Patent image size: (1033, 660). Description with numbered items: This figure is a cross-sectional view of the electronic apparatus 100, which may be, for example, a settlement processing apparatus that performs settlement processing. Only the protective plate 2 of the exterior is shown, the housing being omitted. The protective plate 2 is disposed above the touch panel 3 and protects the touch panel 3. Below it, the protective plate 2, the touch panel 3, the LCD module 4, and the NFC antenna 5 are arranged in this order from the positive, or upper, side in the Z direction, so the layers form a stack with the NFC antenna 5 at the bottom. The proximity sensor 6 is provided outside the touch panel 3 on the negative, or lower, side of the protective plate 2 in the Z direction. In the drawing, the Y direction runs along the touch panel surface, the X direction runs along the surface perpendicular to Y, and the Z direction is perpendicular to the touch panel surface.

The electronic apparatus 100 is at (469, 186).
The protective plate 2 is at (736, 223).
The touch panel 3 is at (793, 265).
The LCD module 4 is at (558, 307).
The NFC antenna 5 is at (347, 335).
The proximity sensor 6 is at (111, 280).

----

#### EXERCISE BRIEF:
Transcribe each line of the records above word for word.

#### RESULT BELOW:
Patent image size: (1033, 660). Description with numbered items: This figure is a cross-sectional view of the electronic apparatus 100, which may be, for example, a settlement processing apparatus that performs settlement processing. Only the protective plate 2 of the exterior is shown, the housing being omitted. The protective plate 2 is disposed above the touch panel 3 and protects the touch panel 3. Below it, the protective plate 2, the touch panel 3, the LCD module 4, and the NFC antenna 5 are arranged in this order from the positive, or upper, side in the Z direction, so the layers form a stack with the NFC antenna 5 at the bottom. The proximity sensor 6 is provided outside the touch panel 3 on the negative, or lower, side of the protective plate 2 in the Z direction. In the drawing, the Y direction runs along the touch panel surface, the X direction runs along the surface perpendicular to Y, and the Z direction is perpendicular to the touch panel surface.

The electronic apparatus 100 is at (469, 186).
The protective plate 2 is at (736, 223).
The touch panel 3 is at (793, 265).
The LCD module 4 is at (558, 307).
The NFC antenna 5 is at (347, 335).
The proximity sensor 6 is at (111, 280).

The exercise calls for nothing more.